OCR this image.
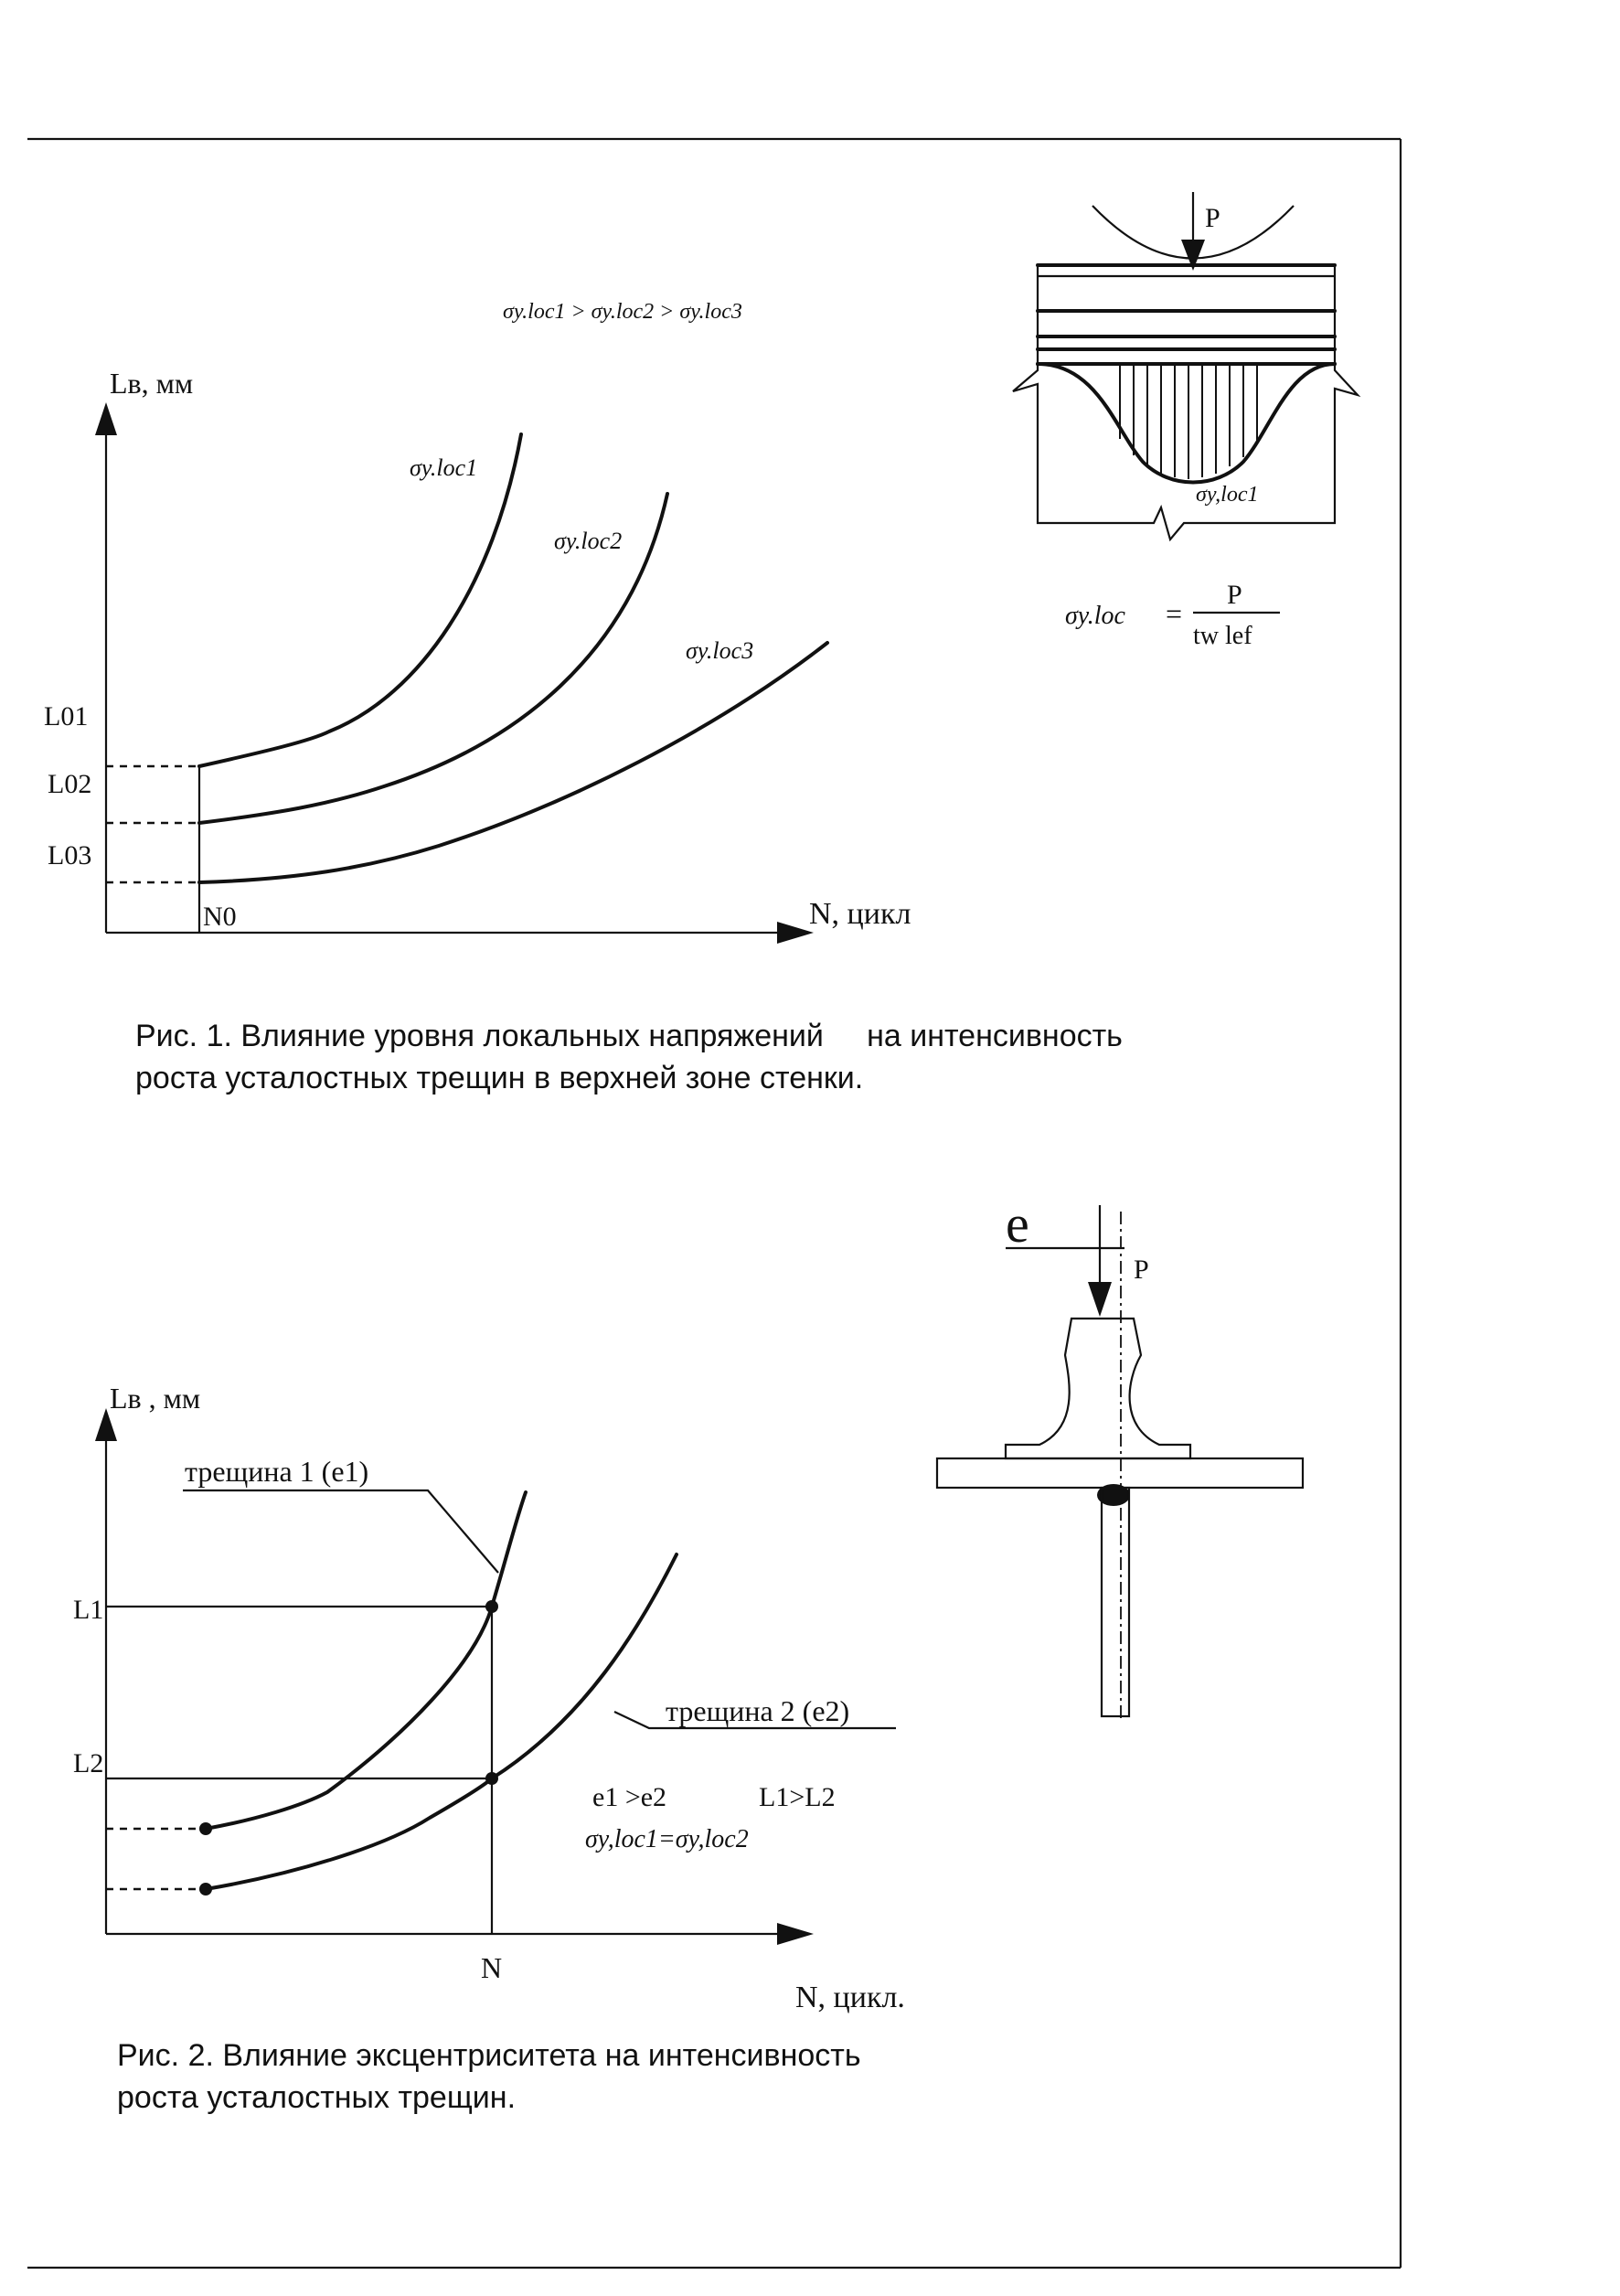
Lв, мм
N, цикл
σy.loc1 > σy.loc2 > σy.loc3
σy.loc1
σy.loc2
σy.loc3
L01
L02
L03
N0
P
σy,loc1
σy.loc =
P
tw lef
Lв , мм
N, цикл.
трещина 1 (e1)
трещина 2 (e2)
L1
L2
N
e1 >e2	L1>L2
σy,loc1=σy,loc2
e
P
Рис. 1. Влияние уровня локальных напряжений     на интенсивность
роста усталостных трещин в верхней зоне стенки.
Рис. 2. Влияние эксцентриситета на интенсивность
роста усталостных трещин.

# # # # # # #

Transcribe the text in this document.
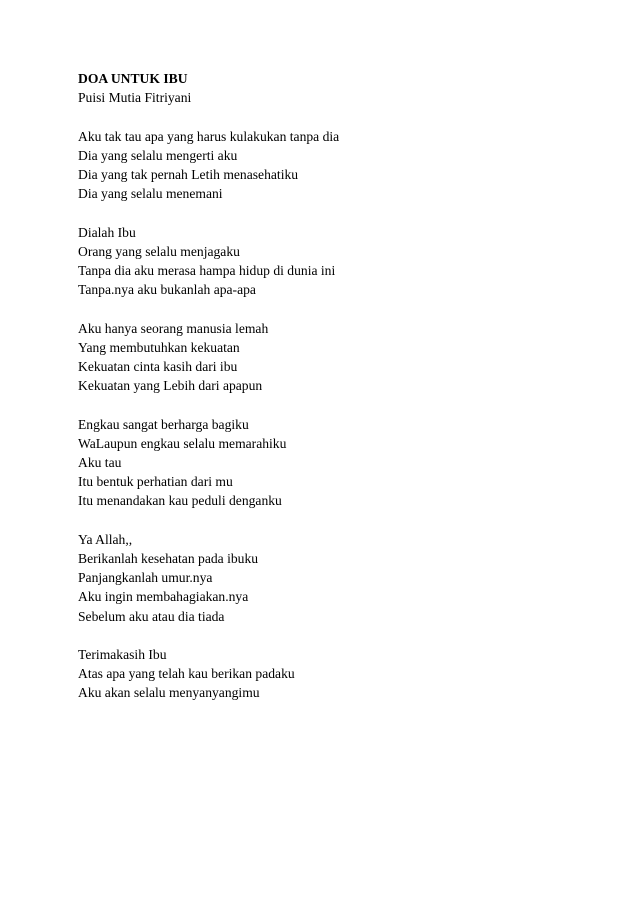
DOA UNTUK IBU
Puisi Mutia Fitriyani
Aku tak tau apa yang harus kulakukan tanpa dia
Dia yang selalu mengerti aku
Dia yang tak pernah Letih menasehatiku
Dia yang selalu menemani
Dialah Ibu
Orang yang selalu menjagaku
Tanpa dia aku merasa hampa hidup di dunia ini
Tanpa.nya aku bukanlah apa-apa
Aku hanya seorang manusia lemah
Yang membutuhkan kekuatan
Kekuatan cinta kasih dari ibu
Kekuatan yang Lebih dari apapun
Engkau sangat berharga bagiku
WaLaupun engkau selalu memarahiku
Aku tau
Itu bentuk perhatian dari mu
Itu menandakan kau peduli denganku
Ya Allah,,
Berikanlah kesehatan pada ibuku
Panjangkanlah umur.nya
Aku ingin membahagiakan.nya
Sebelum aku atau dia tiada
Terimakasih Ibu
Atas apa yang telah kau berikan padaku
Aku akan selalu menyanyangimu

# # # # # # #

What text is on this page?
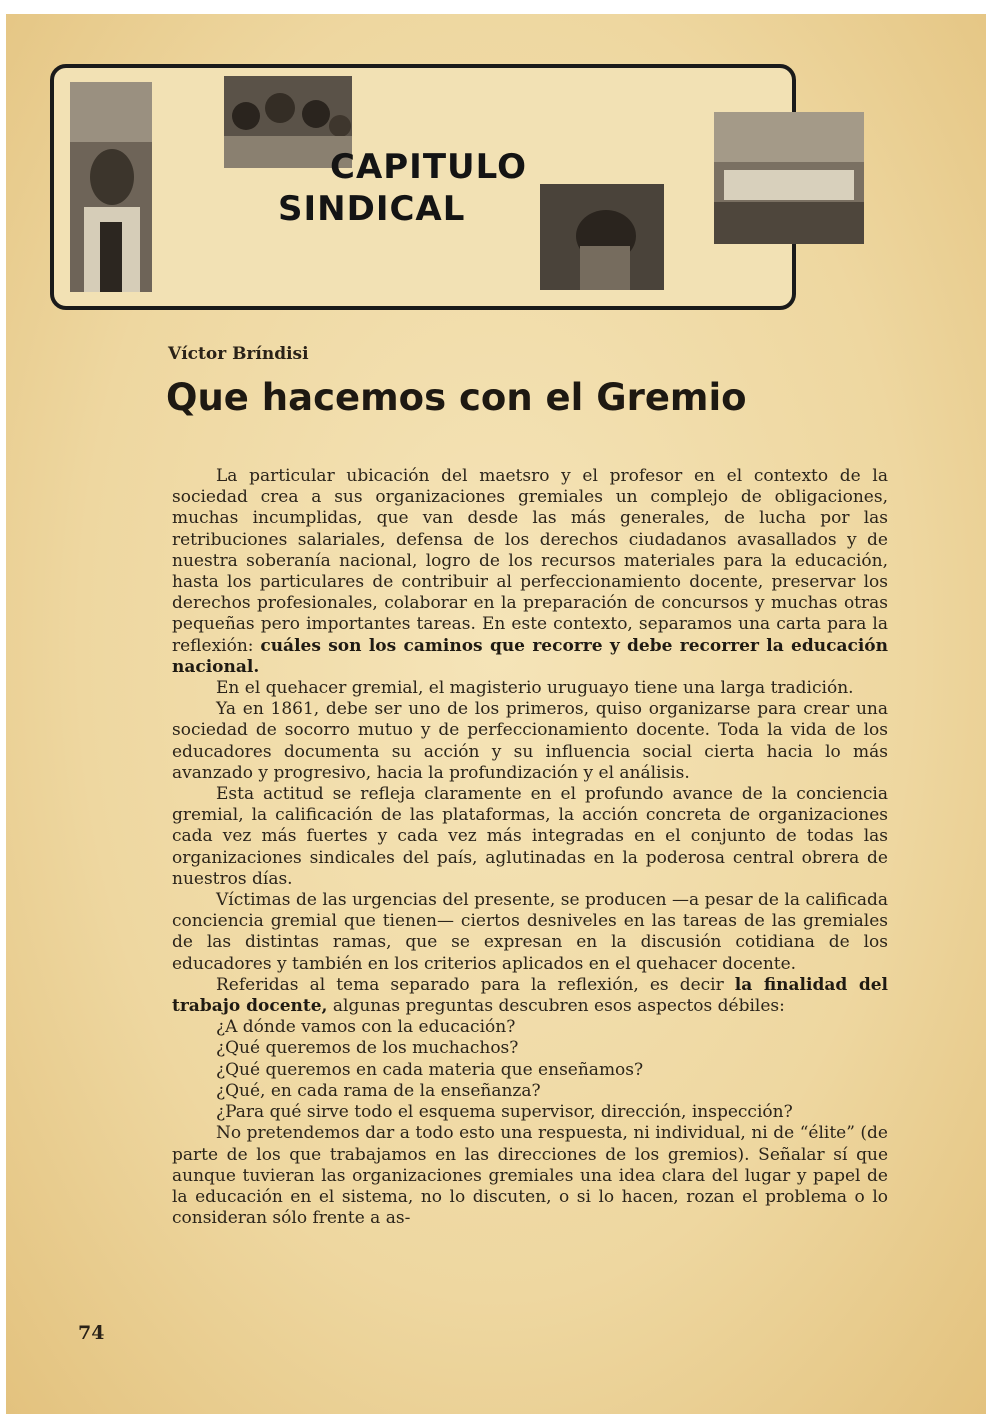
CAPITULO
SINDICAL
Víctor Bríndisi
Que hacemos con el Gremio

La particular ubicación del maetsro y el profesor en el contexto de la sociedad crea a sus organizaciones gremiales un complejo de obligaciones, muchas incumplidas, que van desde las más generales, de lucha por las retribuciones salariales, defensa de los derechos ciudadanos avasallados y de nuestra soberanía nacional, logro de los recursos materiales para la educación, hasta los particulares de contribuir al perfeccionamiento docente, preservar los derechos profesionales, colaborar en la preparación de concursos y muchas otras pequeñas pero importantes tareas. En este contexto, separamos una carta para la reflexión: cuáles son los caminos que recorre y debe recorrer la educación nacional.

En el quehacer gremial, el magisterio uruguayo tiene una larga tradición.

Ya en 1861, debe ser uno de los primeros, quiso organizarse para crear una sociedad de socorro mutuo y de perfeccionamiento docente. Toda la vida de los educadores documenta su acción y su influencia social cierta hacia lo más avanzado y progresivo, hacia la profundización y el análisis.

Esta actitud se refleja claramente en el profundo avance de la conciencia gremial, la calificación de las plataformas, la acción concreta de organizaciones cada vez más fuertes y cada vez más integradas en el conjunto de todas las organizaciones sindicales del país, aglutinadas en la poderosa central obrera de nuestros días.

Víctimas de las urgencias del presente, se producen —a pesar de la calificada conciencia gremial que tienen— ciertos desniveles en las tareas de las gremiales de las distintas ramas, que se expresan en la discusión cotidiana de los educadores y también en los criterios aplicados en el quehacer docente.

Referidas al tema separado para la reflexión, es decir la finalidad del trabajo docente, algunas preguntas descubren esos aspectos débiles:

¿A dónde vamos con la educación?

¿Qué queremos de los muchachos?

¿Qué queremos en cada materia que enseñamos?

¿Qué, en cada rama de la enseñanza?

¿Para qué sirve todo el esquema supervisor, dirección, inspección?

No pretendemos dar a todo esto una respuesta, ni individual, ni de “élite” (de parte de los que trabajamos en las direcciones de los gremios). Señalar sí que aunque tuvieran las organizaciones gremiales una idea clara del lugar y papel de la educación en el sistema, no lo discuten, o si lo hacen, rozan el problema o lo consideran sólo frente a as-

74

# # # # # # #

▸ **JOB**: Within the material above, find the lines that contain the word "интенсивность"; copy them.

▸ **RESPONSE TO THIS TASK**:
Рис. 1. Влияние уровня локальных напряжений     на интенсивность
Рис. 2. Влияние эксцентриситета на интенсивность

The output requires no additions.